▶ **Exercise details**:
From the entries below, copy out verbatim the lines running from the one containing "legend-entry: Chabrier MILES, NSSP=3" through the one containing "legend-entry: Chabrier ELODIE, NSSP=4", both included, and give nothing else.

* * *

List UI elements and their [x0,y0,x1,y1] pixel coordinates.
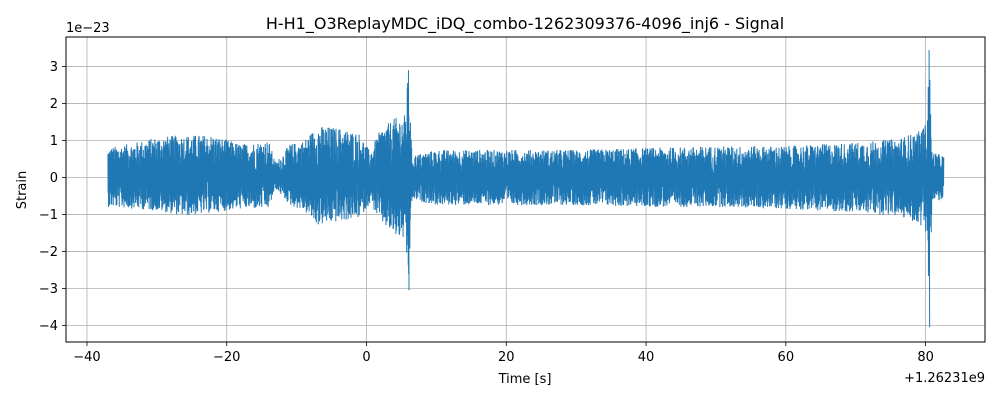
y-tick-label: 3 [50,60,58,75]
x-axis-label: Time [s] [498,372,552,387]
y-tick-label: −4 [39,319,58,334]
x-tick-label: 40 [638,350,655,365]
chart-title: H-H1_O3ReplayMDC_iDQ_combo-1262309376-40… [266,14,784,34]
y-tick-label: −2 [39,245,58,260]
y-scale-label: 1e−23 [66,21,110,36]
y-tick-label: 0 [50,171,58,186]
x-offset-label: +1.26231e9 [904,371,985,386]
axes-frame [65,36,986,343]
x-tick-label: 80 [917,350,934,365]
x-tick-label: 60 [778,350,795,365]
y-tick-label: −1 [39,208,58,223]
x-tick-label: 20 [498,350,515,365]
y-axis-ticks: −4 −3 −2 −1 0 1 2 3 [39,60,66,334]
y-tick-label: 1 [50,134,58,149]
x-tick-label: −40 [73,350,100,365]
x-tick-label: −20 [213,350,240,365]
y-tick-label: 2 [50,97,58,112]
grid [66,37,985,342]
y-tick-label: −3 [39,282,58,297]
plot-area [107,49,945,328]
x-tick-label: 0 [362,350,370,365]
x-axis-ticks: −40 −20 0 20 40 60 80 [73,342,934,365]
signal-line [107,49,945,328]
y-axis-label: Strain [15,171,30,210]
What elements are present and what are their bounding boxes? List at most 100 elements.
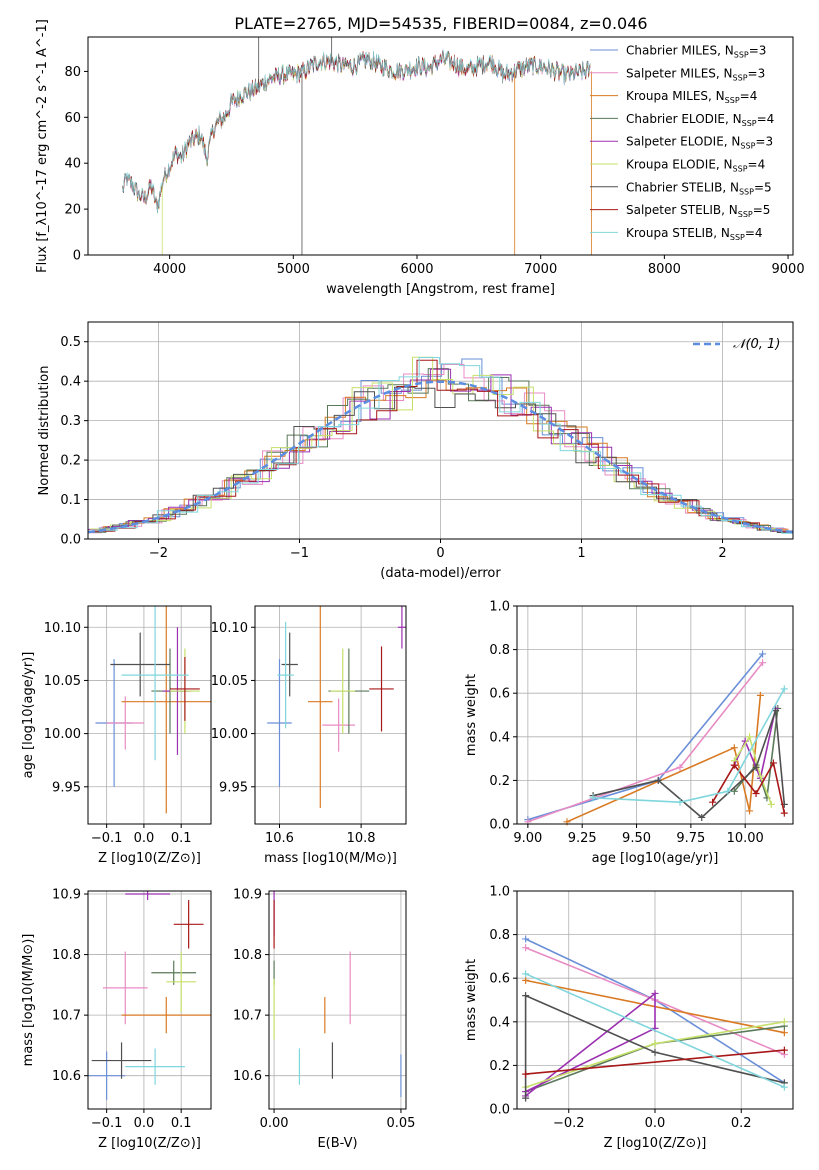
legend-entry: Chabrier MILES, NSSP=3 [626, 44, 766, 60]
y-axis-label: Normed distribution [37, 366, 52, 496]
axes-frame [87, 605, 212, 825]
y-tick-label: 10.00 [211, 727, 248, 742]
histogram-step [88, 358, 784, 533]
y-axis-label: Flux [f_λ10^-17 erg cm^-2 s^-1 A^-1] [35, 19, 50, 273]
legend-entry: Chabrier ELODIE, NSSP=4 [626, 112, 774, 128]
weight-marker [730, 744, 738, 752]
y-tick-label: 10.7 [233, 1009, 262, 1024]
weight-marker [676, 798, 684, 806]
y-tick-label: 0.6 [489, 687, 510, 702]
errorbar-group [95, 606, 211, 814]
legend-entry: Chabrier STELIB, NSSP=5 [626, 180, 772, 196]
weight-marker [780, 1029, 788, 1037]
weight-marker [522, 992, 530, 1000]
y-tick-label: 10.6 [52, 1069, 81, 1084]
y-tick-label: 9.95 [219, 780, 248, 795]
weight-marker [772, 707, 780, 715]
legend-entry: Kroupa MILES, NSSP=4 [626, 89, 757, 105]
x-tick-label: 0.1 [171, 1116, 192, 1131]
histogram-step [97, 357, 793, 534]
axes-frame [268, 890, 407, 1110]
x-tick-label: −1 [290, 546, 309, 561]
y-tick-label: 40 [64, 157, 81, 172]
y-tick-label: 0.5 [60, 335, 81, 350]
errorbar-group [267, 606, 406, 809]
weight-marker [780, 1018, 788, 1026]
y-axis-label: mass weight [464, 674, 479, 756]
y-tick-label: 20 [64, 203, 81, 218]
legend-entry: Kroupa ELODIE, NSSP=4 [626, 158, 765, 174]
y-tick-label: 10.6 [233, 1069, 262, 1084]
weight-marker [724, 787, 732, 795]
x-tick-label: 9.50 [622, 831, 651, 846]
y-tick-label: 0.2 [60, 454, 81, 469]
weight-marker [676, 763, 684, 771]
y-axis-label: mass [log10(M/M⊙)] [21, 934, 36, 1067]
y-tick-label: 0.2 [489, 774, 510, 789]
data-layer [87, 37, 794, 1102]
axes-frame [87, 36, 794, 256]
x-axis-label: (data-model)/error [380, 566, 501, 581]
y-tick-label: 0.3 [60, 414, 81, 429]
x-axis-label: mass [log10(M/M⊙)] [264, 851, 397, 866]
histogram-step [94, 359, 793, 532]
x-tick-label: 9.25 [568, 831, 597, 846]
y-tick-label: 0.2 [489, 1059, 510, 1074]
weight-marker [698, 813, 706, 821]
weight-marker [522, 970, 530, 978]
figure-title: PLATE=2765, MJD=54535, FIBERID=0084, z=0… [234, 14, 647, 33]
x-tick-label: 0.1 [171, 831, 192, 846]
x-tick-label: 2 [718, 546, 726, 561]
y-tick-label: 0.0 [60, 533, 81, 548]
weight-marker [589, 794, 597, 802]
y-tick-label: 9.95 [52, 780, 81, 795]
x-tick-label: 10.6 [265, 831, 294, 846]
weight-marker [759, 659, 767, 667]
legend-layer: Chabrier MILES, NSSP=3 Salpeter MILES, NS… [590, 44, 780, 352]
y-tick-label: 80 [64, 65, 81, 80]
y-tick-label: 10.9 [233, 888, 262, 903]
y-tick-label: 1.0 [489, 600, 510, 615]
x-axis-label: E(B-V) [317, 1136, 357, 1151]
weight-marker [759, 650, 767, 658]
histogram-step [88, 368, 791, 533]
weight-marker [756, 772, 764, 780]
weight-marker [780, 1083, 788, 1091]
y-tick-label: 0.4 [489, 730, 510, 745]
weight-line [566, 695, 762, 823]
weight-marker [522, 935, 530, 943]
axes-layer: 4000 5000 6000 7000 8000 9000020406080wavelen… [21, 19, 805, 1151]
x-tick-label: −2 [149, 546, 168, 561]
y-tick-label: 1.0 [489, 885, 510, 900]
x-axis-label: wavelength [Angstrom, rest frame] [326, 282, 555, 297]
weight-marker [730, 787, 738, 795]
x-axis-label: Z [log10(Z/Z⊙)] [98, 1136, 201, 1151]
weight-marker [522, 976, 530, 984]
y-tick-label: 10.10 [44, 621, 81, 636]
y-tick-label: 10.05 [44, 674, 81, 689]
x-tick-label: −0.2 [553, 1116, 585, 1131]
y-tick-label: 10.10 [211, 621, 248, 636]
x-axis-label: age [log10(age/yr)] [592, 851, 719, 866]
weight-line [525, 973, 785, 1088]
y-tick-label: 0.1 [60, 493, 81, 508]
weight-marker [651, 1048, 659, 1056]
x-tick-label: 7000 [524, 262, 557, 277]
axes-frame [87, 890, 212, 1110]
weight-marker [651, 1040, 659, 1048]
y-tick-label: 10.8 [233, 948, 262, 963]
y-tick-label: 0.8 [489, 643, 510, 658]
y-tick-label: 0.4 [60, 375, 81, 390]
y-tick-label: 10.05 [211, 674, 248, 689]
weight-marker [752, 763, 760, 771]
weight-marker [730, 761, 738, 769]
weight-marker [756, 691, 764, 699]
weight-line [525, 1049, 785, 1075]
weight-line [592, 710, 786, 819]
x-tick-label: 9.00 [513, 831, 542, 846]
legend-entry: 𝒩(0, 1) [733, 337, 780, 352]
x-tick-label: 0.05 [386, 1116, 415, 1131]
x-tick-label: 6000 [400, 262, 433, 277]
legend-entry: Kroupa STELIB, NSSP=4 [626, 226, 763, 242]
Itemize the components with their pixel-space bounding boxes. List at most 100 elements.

* * *

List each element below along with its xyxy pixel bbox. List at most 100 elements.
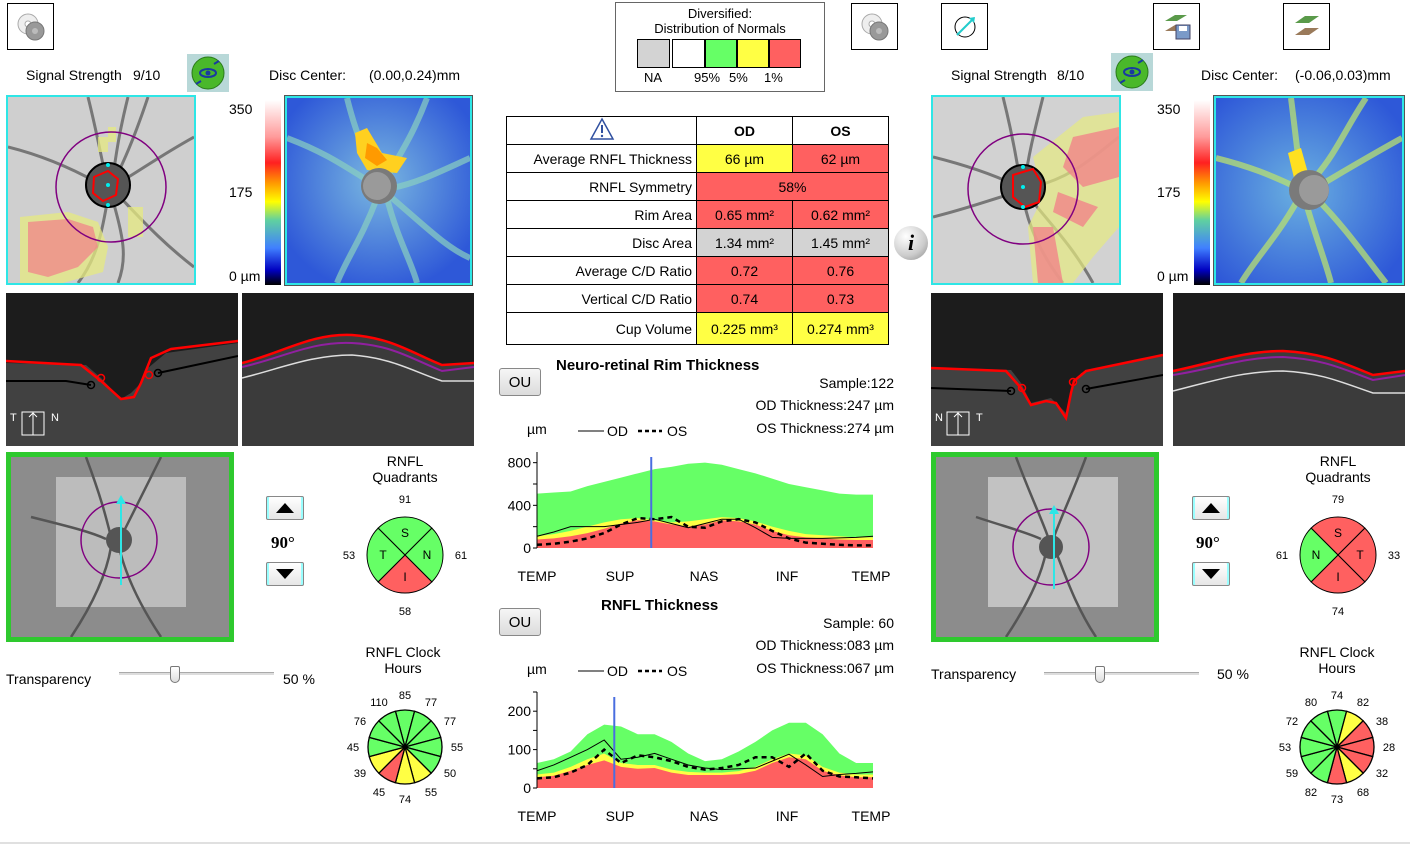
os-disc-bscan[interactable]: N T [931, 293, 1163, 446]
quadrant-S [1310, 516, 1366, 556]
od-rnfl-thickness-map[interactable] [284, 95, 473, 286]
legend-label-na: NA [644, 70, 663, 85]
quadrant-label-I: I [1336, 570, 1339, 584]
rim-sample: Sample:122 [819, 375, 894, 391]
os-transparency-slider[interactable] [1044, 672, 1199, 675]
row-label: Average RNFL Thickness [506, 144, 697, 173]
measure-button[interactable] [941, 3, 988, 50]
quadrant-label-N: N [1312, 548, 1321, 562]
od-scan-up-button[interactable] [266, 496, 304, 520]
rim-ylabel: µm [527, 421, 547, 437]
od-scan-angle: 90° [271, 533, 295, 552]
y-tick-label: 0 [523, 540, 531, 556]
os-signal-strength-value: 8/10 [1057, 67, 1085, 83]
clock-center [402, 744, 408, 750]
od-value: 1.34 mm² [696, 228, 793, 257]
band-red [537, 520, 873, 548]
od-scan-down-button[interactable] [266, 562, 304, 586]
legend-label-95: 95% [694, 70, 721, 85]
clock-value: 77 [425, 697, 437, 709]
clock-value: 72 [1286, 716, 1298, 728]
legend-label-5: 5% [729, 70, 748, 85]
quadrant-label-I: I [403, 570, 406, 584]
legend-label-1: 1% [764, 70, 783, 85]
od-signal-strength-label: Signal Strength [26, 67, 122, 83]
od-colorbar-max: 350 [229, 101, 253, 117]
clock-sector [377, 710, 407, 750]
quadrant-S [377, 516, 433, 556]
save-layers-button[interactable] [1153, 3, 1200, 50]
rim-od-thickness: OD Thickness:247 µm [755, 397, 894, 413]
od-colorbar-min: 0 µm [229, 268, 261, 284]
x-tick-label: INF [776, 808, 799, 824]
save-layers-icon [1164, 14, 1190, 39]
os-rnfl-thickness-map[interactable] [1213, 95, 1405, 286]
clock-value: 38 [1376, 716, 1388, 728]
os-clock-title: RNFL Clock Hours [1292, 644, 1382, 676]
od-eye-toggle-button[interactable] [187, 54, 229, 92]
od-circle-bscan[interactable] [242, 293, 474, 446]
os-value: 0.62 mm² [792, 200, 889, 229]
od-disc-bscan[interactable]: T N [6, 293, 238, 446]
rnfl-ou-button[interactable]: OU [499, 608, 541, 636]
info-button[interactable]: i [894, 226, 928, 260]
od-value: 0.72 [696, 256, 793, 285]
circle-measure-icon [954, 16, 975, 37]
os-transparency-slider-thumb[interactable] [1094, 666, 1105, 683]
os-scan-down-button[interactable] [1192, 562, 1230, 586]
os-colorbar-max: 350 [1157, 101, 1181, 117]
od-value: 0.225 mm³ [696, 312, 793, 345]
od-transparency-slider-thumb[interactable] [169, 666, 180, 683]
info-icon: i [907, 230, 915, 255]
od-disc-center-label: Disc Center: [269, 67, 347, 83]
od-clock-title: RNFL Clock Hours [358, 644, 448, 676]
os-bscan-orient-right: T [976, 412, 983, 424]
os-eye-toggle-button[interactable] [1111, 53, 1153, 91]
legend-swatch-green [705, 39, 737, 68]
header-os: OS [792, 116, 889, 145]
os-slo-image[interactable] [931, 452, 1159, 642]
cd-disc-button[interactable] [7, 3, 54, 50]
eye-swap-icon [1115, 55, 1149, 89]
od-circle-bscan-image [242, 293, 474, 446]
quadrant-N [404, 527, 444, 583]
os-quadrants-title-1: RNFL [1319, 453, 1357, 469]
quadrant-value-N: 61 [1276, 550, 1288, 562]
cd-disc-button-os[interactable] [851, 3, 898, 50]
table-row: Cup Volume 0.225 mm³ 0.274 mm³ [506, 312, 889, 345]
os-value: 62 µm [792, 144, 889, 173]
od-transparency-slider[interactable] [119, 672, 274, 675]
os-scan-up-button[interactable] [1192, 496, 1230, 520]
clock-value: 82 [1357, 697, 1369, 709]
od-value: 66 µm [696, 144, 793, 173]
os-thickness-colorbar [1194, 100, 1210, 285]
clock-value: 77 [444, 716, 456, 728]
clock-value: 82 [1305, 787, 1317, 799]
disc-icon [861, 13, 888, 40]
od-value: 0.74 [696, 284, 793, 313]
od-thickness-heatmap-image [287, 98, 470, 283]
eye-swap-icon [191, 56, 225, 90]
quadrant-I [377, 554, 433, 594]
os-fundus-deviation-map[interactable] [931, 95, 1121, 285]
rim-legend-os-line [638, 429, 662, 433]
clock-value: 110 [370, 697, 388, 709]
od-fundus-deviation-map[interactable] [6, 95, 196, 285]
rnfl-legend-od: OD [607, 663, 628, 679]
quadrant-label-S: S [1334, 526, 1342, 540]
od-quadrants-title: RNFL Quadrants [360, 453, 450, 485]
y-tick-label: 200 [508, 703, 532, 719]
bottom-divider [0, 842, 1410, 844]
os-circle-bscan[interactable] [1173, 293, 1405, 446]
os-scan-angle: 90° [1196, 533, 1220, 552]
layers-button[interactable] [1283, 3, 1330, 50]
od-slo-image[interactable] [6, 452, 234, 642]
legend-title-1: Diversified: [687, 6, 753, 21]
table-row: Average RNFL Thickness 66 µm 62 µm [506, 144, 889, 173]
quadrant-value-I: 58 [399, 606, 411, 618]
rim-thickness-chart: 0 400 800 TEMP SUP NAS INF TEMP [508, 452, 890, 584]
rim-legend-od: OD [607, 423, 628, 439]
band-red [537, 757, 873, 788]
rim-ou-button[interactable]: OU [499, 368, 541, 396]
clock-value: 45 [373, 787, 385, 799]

* * *

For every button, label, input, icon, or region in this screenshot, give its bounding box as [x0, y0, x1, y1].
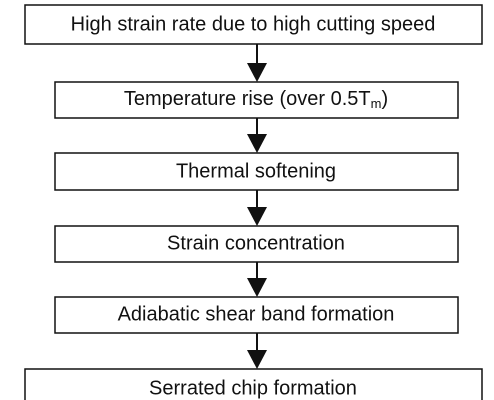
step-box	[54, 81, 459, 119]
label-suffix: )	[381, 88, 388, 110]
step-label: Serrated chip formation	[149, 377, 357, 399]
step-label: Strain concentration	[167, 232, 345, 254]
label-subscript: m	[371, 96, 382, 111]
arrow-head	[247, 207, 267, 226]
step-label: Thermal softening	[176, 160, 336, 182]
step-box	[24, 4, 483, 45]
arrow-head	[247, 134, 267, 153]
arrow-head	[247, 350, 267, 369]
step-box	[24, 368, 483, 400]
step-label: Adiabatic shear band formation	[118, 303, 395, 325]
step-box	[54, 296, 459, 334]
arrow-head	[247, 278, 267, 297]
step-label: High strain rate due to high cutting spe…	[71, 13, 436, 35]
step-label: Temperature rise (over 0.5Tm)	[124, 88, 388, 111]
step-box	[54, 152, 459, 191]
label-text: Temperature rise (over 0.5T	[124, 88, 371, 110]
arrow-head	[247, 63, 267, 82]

* * *

▶ **Exercise solution**:
legend-entry: Chabrier MILES, NSSP=3 [626, 44, 766, 60]
y-axis-label: Normed distribution [37, 366, 52, 496]
axes-frame [87, 605, 212, 825]
y-tick-label: 10.00 [211, 727, 248, 742]
histogram-step [88, 358, 784, 533]
y-axis-label: Flux [f_λ10^-17 erg cm^-2 s^-1 A^-1] [35, 19, 50, 273]
legend-entry: Chabrier ELODIE, NSSP=4 [626, 112, 774, 128]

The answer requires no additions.